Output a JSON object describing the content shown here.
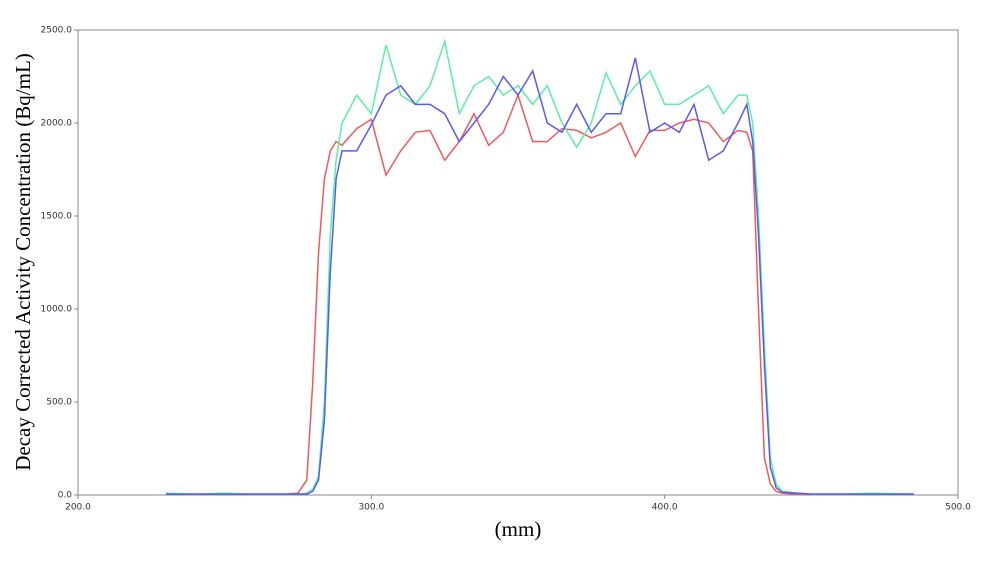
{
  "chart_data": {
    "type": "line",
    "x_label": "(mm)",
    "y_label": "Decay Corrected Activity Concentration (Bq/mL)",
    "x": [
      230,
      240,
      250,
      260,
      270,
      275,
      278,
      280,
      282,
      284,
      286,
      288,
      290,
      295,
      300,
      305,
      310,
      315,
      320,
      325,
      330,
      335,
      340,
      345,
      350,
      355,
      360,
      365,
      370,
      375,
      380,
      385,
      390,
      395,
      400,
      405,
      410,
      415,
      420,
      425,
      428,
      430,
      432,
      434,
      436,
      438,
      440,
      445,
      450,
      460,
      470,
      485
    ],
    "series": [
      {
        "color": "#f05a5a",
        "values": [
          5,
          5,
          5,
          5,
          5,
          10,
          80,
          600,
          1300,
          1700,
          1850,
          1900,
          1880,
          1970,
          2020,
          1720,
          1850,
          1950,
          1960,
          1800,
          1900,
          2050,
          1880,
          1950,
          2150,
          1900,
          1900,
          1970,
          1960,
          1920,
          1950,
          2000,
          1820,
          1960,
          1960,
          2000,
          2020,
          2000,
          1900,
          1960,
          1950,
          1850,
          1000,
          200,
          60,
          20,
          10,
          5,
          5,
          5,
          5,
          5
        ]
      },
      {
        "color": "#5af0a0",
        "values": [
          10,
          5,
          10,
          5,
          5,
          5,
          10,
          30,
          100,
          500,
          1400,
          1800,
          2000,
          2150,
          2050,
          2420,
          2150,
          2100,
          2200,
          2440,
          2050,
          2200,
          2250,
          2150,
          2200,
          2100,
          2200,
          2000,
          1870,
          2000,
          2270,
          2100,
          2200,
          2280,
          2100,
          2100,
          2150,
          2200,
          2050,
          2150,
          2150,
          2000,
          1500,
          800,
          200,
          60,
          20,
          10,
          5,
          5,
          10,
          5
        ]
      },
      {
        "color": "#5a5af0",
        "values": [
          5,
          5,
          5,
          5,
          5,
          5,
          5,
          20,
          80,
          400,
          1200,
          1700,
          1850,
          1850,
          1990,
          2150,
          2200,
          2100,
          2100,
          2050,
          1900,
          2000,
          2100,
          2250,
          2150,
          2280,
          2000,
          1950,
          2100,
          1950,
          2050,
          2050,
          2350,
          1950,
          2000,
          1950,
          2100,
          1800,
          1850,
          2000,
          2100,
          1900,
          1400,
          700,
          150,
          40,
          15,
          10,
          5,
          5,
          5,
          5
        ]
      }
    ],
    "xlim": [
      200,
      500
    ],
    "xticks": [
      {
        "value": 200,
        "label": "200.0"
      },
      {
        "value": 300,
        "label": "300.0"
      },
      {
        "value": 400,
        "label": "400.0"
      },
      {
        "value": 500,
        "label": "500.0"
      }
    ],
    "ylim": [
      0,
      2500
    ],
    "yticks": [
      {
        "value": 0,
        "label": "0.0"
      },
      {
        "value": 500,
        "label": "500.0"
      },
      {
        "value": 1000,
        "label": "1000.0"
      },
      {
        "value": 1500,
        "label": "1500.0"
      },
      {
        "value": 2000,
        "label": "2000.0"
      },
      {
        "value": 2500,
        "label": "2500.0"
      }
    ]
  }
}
━━━━━━━━━━━━━━━━━━━━
Given problem: Extract all lines of the records above that include "color".

Completed exercise:
        "color": "#f05a5a",
        "color": "#5af0a0",
        "color": "#5a5af0",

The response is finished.